[Recorded data]
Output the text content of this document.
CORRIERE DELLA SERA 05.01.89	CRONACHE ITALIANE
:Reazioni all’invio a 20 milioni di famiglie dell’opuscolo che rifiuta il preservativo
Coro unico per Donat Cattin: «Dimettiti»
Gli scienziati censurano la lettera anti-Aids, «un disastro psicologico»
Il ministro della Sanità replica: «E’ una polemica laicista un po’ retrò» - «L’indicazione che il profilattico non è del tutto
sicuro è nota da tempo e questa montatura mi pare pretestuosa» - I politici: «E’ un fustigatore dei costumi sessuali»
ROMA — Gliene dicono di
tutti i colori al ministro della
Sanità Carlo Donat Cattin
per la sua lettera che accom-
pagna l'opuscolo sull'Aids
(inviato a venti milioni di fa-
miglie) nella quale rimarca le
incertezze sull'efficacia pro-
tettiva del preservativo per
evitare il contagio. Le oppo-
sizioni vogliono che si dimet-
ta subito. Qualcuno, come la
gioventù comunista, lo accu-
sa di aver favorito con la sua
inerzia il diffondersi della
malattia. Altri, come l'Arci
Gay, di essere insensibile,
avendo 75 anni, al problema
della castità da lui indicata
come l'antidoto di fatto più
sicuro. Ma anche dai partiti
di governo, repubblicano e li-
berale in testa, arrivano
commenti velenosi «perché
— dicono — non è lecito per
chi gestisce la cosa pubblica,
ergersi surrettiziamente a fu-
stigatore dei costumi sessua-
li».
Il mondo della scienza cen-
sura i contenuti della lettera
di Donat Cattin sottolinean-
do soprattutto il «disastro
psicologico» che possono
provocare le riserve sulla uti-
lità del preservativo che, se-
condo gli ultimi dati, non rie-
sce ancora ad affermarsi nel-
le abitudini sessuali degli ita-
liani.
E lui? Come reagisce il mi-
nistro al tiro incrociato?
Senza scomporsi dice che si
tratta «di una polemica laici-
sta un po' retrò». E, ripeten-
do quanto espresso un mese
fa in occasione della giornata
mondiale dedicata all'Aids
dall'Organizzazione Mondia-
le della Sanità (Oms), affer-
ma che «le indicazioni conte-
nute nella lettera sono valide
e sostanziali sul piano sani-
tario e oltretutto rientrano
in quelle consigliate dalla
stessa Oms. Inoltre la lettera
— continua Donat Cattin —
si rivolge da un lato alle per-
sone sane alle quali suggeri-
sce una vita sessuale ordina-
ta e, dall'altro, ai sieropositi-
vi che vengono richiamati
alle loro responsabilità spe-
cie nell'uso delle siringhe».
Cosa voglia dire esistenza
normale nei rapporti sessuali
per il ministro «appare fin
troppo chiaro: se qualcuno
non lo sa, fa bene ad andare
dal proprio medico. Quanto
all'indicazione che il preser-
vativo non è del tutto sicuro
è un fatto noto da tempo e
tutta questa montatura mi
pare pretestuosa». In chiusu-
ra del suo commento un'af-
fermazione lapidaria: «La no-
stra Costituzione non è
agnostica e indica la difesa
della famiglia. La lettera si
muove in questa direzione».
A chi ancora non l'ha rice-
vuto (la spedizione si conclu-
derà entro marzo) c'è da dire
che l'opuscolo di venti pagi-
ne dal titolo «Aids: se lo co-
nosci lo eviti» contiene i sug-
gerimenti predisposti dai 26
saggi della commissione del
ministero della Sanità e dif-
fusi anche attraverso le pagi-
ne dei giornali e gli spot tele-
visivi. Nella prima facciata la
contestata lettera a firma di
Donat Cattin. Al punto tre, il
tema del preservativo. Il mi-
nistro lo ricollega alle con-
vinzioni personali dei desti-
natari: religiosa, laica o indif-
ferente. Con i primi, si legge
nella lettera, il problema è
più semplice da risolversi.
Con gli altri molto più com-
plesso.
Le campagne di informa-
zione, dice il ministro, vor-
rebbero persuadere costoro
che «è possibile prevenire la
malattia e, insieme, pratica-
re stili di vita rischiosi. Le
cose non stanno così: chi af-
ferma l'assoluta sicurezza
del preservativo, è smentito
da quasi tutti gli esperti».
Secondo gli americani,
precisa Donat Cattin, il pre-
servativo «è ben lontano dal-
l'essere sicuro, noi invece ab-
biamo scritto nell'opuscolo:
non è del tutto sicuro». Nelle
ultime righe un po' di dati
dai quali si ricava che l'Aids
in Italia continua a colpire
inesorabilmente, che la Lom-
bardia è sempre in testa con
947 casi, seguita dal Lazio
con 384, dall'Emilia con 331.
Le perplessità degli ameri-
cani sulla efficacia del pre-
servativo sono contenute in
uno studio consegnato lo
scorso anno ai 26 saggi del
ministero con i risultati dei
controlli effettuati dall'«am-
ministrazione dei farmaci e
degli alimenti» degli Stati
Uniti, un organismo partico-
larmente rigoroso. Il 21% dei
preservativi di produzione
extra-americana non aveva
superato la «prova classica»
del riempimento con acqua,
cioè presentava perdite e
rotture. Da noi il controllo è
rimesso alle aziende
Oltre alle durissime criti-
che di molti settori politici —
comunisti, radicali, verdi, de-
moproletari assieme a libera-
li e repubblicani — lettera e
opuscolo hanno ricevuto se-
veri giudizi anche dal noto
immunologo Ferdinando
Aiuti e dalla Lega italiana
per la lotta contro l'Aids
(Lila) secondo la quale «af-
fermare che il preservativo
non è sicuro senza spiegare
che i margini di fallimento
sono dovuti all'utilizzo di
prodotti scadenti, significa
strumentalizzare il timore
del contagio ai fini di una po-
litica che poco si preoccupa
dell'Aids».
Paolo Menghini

**WRITTEN REQUEST:**
Using the listing above, state the number of lines that hold "problema", with no other text.

**ANSWER:**
2